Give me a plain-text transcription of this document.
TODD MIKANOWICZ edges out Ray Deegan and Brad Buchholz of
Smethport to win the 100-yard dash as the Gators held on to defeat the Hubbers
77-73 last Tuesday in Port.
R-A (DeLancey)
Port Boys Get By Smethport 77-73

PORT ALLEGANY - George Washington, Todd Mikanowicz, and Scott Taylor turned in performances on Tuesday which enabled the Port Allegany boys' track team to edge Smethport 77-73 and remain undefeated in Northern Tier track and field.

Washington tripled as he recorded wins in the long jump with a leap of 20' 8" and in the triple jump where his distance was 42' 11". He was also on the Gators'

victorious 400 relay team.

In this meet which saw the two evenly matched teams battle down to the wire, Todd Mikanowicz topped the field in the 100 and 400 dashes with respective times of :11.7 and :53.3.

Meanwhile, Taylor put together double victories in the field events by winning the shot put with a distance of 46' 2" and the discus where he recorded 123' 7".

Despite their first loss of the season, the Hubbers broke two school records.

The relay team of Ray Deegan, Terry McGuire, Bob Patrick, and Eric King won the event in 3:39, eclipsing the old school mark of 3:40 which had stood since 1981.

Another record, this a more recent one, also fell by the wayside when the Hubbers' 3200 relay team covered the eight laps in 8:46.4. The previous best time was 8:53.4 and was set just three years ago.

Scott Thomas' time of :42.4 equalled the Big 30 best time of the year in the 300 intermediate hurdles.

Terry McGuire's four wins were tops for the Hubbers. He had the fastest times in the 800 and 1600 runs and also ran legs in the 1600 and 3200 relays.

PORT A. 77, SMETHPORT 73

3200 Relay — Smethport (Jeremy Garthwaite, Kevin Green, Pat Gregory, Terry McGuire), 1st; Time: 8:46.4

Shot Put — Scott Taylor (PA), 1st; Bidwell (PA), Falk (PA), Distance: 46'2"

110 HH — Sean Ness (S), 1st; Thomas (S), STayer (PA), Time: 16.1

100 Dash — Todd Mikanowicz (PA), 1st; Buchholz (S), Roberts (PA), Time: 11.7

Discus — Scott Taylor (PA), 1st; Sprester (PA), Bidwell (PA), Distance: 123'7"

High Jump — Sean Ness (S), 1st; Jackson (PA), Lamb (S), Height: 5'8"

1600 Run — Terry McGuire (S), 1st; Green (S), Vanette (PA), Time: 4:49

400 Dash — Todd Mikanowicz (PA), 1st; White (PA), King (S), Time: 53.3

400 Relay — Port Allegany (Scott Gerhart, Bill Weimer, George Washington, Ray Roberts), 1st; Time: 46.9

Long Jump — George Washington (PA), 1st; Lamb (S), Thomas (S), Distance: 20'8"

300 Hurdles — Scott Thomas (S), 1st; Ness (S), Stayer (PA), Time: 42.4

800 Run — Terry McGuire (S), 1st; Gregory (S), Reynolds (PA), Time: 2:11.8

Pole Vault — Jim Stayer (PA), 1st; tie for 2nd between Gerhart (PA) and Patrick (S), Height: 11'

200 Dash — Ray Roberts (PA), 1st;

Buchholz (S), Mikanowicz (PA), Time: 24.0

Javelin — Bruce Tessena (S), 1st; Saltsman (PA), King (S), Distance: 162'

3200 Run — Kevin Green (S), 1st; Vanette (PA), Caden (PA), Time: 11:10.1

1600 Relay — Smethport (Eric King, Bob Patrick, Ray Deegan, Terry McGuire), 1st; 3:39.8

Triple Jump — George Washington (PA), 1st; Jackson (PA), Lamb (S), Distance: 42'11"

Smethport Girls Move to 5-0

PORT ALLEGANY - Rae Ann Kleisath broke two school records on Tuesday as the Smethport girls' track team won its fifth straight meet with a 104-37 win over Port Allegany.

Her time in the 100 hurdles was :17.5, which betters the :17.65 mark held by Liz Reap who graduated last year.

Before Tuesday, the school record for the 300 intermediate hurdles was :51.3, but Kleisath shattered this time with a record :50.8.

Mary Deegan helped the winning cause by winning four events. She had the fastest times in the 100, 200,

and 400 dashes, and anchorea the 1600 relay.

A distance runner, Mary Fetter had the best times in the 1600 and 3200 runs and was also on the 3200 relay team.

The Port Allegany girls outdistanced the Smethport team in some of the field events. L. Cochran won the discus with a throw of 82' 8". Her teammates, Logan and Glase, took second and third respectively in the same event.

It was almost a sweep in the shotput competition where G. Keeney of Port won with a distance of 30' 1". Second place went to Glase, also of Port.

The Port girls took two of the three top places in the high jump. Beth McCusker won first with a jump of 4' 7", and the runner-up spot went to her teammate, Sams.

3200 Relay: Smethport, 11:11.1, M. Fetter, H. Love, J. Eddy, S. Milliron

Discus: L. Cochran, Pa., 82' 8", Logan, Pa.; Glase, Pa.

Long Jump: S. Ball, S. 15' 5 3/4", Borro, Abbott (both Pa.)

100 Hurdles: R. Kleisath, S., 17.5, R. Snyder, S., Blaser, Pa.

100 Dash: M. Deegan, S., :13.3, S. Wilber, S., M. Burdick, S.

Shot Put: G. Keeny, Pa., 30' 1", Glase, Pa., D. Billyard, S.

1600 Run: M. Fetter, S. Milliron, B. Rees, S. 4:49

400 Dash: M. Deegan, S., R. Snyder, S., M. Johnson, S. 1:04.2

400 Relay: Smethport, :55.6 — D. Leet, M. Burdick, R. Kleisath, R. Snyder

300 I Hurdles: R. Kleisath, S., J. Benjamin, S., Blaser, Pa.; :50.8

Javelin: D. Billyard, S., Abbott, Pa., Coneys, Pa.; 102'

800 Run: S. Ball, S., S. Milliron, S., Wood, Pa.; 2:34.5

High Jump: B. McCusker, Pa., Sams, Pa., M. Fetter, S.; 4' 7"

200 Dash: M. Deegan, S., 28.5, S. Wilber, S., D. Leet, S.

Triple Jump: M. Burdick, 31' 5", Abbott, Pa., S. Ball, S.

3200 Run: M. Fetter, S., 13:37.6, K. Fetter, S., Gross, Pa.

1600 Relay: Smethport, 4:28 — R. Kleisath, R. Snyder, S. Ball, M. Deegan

__Description of the task__: Faithfully reproduce all of the records, character for character.

__Task response__:
Give me a plain-text transcription of this document.
TODD MIKANOWICZ edges out Ray Deegan and Brad Buchholz of
Smethport to win the 100-yard dash as the Gators held on to defeat the Hubbers
77-73 last Tuesday in Port.
R-A (DeLancey)
Port Boys Get By Smethport 77-73

PORT ALLEGANY - George Washington, Todd Mikanowicz, and Scott Taylor turned in performances on Tuesday which enabled the Port Allegany boys' track team to edge Smethport 77-73 and remain undefeated in Northern Tier track and field.

Washington tripled as he recorded wins in the long jump with a leap of 20' 8" and in the triple jump where his distance was 42' 11". He was also on the Gators'

victorious 400 relay team.

In this meet which saw the two evenly matched teams battle down to the wire, Todd Mikanowicz topped the field in the 100 and 400 dashes with respective times of :11.7 and :53.3.

Meanwhile, Taylor put together double victories in the field events by winning the shot put with a distance of 46' 2" and the discus where he recorded 123' 7".

Despite their first loss of the season, the Hubbers broke two school records.

The relay team of Ray Deegan, Terry McGuire, Bob Patrick, and Eric King won the event in 3:39, eclipsing the old school mark of 3:40 which had stood since 1981.

Another record, this a more recent one, also fell by the wayside when the Hubbers' 3200 relay team covered the eight laps in 8:46.4. The previous best time was 8:53.4 and was set just three years ago.

Scott Thomas' time of :42.4 equalled the Big 30 best time of the year in the 300 intermediate hurdles.

Terry McGuire's four wins were tops for the Hubbers. He had the fastest times in the 800 and 1600 runs and also ran legs in the 1600 and 3200 relays.

PORT A. 77, SMETHPORT 73

3200 Relay — Smethport (Jeremy Garthwaite, Kevin Green, Pat Gregory, Terry McGuire), 1st; Time: 8:46.4

Shot Put — Scott Taylor (PA), 1st; Bidwell (PA), Falk (PA), Distance: 46'2"

110 HH — Sean Ness (S), 1st; Thomas (S), STayer (PA), Time: 16.1

100 Dash — Todd Mikanowicz (PA), 1st; Buchholz (S), Roberts (PA), Time: 11.7

Discus — Scott Taylor (PA), 1st; Sprester (PA), Bidwell (PA), Distance: 123'7"

High Jump — Sean Ness (S), 1st; Jackson (PA), Lamb (S), Height: 5'8"

1600 Run — Terry McGuire (S), 1st; Green (S), Vanette (PA), Time: 4:49

400 Dash — Todd Mikanowicz (PA), 1st; White (PA), King (S), Time: 53.3

400 Relay — Port Allegany (Scott Gerhart, Bill Weimer, George Washington, Ray Roberts), 1st; Time: 46.9

Long Jump — George Washington (PA), 1st; Lamb (S), Thomas (S), Distance: 20'8"

300 Hurdles — Scott Thomas (S), 1st; Ness (S), Stayer (PA), Time: 42.4

800 Run — Terry McGuire (S), 1st; Gregory (S), Reynolds (PA), Time: 2:11.8

Pole Vault — Jim Stayer (PA), 1st; tie for 2nd between Gerhart (PA) and Patrick (S), Height: 11'

200 Dash — Ray Roberts (PA), 1st;

Buchholz (S), Mikanowicz (PA), Time: 24.0

Javelin — Bruce Tessena (S), 1st; Saltsman (PA), King (S), Distance: 162'

3200 Run — Kevin Green (S), 1st; Vanette (PA), Caden (PA), Time: 11:10.1

1600 Relay — Smethport (Eric King, Bob Patrick, Ray Deegan, Terry McGuire), 1st; 3:39.8

Triple Jump — George Washington (PA), 1st; Jackson (PA), Lamb (S), Distance: 42'11"

Smethport Girls Move to 5-0

PORT ALLEGANY - Rae Ann Kleisath broke two school records on Tuesday as the Smethport girls' track team won its fifth straight meet with a 104-37 win over Port Allegany.

Her time in the 100 hurdles was :17.5, which betters the :17.65 mark held by Liz Reap who graduated last year.

Before Tuesday, the school record for the 300 intermediate hurdles was :51.3, but Kleisath shattered this time with a record :50.8.

Mary Deegan helped the winning cause by winning four events. She had the fastest times in the 100, 200,

and 400 dashes, and anchorea the 1600 relay.

A distance runner, Mary Fetter had the best times in the 1600 and 3200 runs and was also on the 3200 relay team.

The Port Allegany girls outdistanced the Smethport team in some of the field events. L. Cochran won the discus with a throw of 82' 8". Her teammates, Logan and Glase, took second and third respectively in the same event.

It was almost a sweep in the shotput competition where G. Keeney of Port won with a distance of 30' 1". Second place went to Glase, also of Port.

The Port girls took two of the three top places in the high jump. Beth McCusker won first with a jump of 4' 7", and the runner-up spot went to her teammate, Sams.

3200 Relay: Smethport, 11:11.1, M. Fetter, H. Love, J. Eddy, S. Milliron

Discus: L. Cochran, Pa., 82' 8", Logan, Pa.; Glase, Pa.

Long Jump: S. Ball, S. 15' 5 3/4", Borro, Abbott (both Pa.)

100 Hurdles: R. Kleisath, S., 17.5, R. Snyder, S., Blaser, Pa.

100 Dash: M. Deegan, S., :13.3, S. Wilber, S., M. Burdick, S.

Shot Put: G. Keeny, Pa., 30' 1", Glase, Pa., D. Billyard, S.

1600 Run: M. Fetter, S. Milliron, B. Rees, S. 4:49

400 Dash: M. Deegan, S., R. Snyder, S., M. Johnson, S. 1:04.2

400 Relay: Smethport, :55.6 — D. Leet, M. Burdick, R. Kleisath, R. Snyder

300 I Hurdles: R. Kleisath, S., J. Benjamin, S., Blaser, Pa.; :50.8

Javelin: D. Billyard, S., Abbott, Pa., Coneys, Pa.; 102'

800 Run: S. Ball, S., S. Milliron, S., Wood, Pa.; 2:34.5

High Jump: B. McCusker, Pa., Sams, Pa., M. Fetter, S.; 4' 7"

200 Dash: M. Deegan, S., 28.5, S. Wilber, S., D. Leet, S.

Triple Jump: M. Burdick, 31' 5", Abbott, Pa., S. Ball, S.

3200 Run: M. Fetter, S., 13:37.6, K. Fetter, S., Gross, Pa.

1600 Relay: Smethport, 4:28 — R. Kleisath, R. Snyder, S. Ball, M. Deegan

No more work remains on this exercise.